> _Work to do_: Please retype the records below exactly, leaving out any pictures.

> _Information supplied_:
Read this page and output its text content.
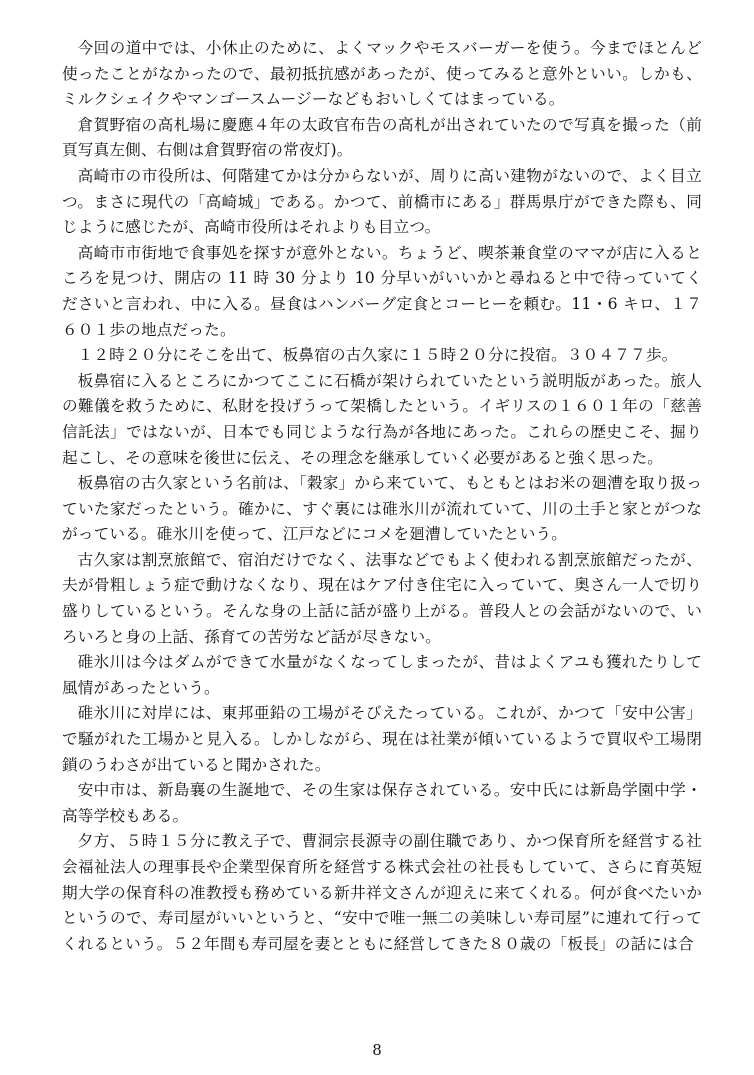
今回の道中では、小休止のために、よくマックやモスバーガーを使う。今までほとんど使ったことがなかったので、最初抵抗感があったが、使ってみると意外といい。しかも、ミルクシェイクやマンゴースムージーなどもおいしくてはまっている。

倉賀野宿の高札場に慶應４年の太政官布告の高札が出されていたので写真を撮った（前頁写真左側、右側は倉賀野宿の常夜灯)。

高崎市の市役所は、何階建てかは分からないが、周りに高い建物がないので、よく目立つ。まさに現代の「高崎城」である。かつて、前橋市にある」群馬県庁ができた際も、同じように感じたが、高崎市役所はそれよりも目立つ。

高崎市市街地で食事処を探すが意外とない。ちょうど、喫茶兼食堂のママが店に入るところを見つけ、開店の 11 時 30 分より 10 分早いがいいかと尋ねると中で待っていてくださいと言われ、中に入る。昼食はハンバーグ定食とコーヒーを頼む。11・6 キロ、１７６０１歩の地点だった。

１２時２０分にそこを出て、板鼻宿の古久家に１５時２０分に投宿。３０４７７歩。

板鼻宿に入るところにかつてここに石橋が架けられていたという説明版があった。旅人の難儀を救うために、私財を投げうって架橋したという。イギリスの１６０１年の「慈善信託法」ではないが、日本でも同じような行為が各地にあった。これらの歴史こそ、掘り起こし、その意味を後世に伝え、その理念を継承していく必要があると強く思った。

板鼻宿の古久家という名前は、「穀家」から来ていて、もともとはお米の廻漕を取り扱っていた家だったという。確かに、すぐ裏には碓氷川が流れていて、川の土手と家とがつながっている。碓氷川を使って、江戸などにコメを廻漕していたという。

古久家は割烹旅館で、宿泊だけでなく、法事などでもよく使われる割烹旅館だったが、夫が骨粗しょう症で動けなくなり、現在はケア付き住宅に入っていて、奥さん一人で切り盛りしているという。そんな身の上話に話が盛り上がる。普段人との会話がないので、いろいろと身の上話、孫育ての苦労など話が尽きない。

碓氷川は今はダムができて水量がなくなってしまったが、昔はよくアユも獲れたりして風情があったという。

碓氷川に対岸には、東邦亜鉛の工場がそびえたっている。これが、かつて「安中公害」で騒がれた工場かと見入る。しかしながら、現在は社業が傾いているようで買収や工場閉鎖のうわさが出ていると聞かされた。

安中市は、新島襄の生誕地で、その生家は保存されている。安中氏には新島学園中学・高等学校もある。

夕方、５時１５分に教え子で、曹洞宗長源寺の副住職であり、かつ保育所を経営する社会福祉法人の理事長や企業型保育所を経営する株式会社の社長もしていて、さらに育英短期大学の保育科の准教授も務めている新井祥文さんが迎えに来てくれる。何が食べたいかというので、寿司屋がいいというと、“安中で唯一無二の美味しい寿司屋”に連れて行ってくれるという。５２年間も寿司屋を妻とともに経営してきた８０歳の「板長」の話には合

8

> _Result of the task_:
Read this page and output its text content.
今回の道中では、小休止のために、よくマックやモスバーガーを使う。今までほとんど使ったことがなかったので、最初抵抗感があったが、使ってみると意外といい。しかも、ミルクシェイクやマンゴースムージーなどもおいしくてはまっている。

倉賀野宿の高札場に慶應４年の太政官布告の高札が出されていたので写真を撮った（前頁写真左側、右側は倉賀野宿の常夜灯)。

高崎市の市役所は、何階建てかは分からないが、周りに高い建物がないので、よく目立つ。まさに現代の「高崎城」である。かつて、前橋市にある」群馬県庁ができた際も、同じように感じたが、高崎市役所はそれよりも目立つ。

高崎市市街地で食事処を探すが意外とない。ちょうど、喫茶兼食堂のママが店に入るところを見つけ、開店の 11 時 30 分より 10 分早いがいいかと尋ねると中で待っていてくださいと言われ、中に入る。昼食はハンバーグ定食とコーヒーを頼む。11・6 キロ、１７６０１歩の地点だった。

１２時２０分にそこを出て、板鼻宿の古久家に１５時２０分に投宿。３０４７７歩。

板鼻宿に入るところにかつてここに石橋が架けられていたという説明版があった。旅人の難儀を救うために、私財を投げうって架橋したという。イギリスの１６０１年の「慈善信託法」ではないが、日本でも同じような行為が各地にあった。これらの歴史こそ、掘り起こし、その意味を後世に伝え、その理念を継承していく必要があると強く思った。

板鼻宿の古久家という名前は、「穀家」から来ていて、もともとはお米の廻漕を取り扱っていた家だったという。確かに、すぐ裏には碓氷川が流れていて、川の土手と家とがつながっている。碓氷川を使って、江戸などにコメを廻漕していたという。

古久家は割烹旅館で、宿泊だけでなく、法事などでもよく使われる割烹旅館だったが、夫が骨粗しょう症で動けなくなり、現在はケア付き住宅に入っていて、奥さん一人で切り盛りしているという。そんな身の上話に話が盛り上がる。普段人との会話がないので、いろいろと身の上話、孫育ての苦労など話が尽きない。

碓氷川は今はダムができて水量がなくなってしまったが、昔はよくアユも獲れたりして風情があったという。

碓氷川に対岸には、東邦亜鉛の工場がそびえたっている。これが、かつて「安中公害」で騒がれた工場かと見入る。しかしながら、現在は社業が傾いているようで買収や工場閉鎖のうわさが出ていると聞かされた。

安中市は、新島襄の生誕地で、その生家は保存されている。安中氏には新島学園中学・高等学校もある。

夕方、５時１５分に教え子で、曹洞宗長源寺の副住職であり、かつ保育所を経営する社会福祉法人の理事長や企業型保育所を経営する株式会社の社長もしていて、さらに育英短期大学の保育科の准教授も務めている新井祥文さんが迎えに来てくれる。何が食べたいかというので、寿司屋がいいというと、“安中で唯一無二の美味しい寿司屋”に連れて行ってくれるという。５２年間も寿司屋を妻とともに経営してきた８０歳の「板長」の話には合

8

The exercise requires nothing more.